**Выбранный отрывок**
Страница 23 из 25
Как всегда это бывало у нее, МИ влюбилась не в Родзевича, каким он был, а в него, каким она себе его представляла — в ее собственное отражение и мечту. Это не была простая стендалевская «кристаллизация». В своей способности к восторгу и преувеличениям она создавала воображаемые образы и чувства нереальных размеров и огромной силы. Однажды, не удержавшись, я назвал этот уклон «гигантизмом», и она долго не могла мне простить этого, по ее словам легкомысленного, выражения. А между тем именно из-за этой ее особенности отношения с современниками так часто обертывались для нее неудачей и разочарованием.
Я не знаю, какой была МИ в эпоху «Юношеских стихов» и действительно ли она, по ее собственному признанию, «грешила со страстью Господом данными чувствами — всеми пятью!» Но в годы эмиграции все ее влюбления казались мне поэтической выдумкой, «пленной мысли раздражением».

**Исходные данные**
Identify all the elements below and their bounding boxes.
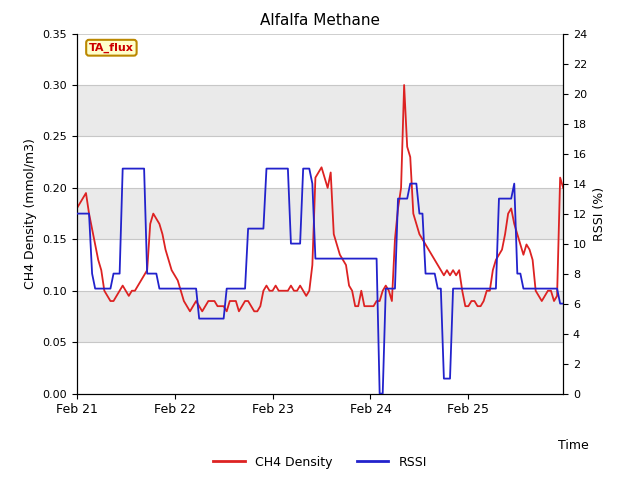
Bar: [77, 291, 563, 342]
Y-axis label: CH4 Density (mmol/m3): CH4 Density (mmol/m3): [24, 138, 36, 289]
Text: Time: Time: [558, 439, 589, 452]
Bar: [77, 85, 563, 136]
Legend: CH4 Density, RSSI: CH4 Density, RSSI: [208, 451, 432, 474]
Text: TA_flux: TA_flux: [89, 43, 134, 53]
Bar: [77, 188, 563, 240]
Title: Alfalfa Methane: Alfalfa Methane: [260, 13, 380, 28]
Y-axis label: RSSI (%): RSSI (%): [593, 187, 605, 240]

**Задача**
Проверьте, соответствуют ли выбранному отрывку утверждения (а), (б) и (в). На каждое ответьте «да» или «нет» и дословно приведите решающие слова отрывка.
(а) МИ полюбила Родзевича таким, каким он был на самом деле.
(б) МИ долго не могла простить выражение «гигантизм».
(в) В годы эмиграции влюбления МИ казались пишущему подлинными.
Приведенный материал здесь никак не используется.

**Итоговый результат**
(а) Нет: «МИ влюбилась не в Родзевича, каким он был, а в него, каким она себе его представляла».
(б) Да: «она долго не могла мне простить этого, по ее словам легкомысленного, выражения».
(в) Нет: «все ее влюбления казались мне поэтической выдумкой».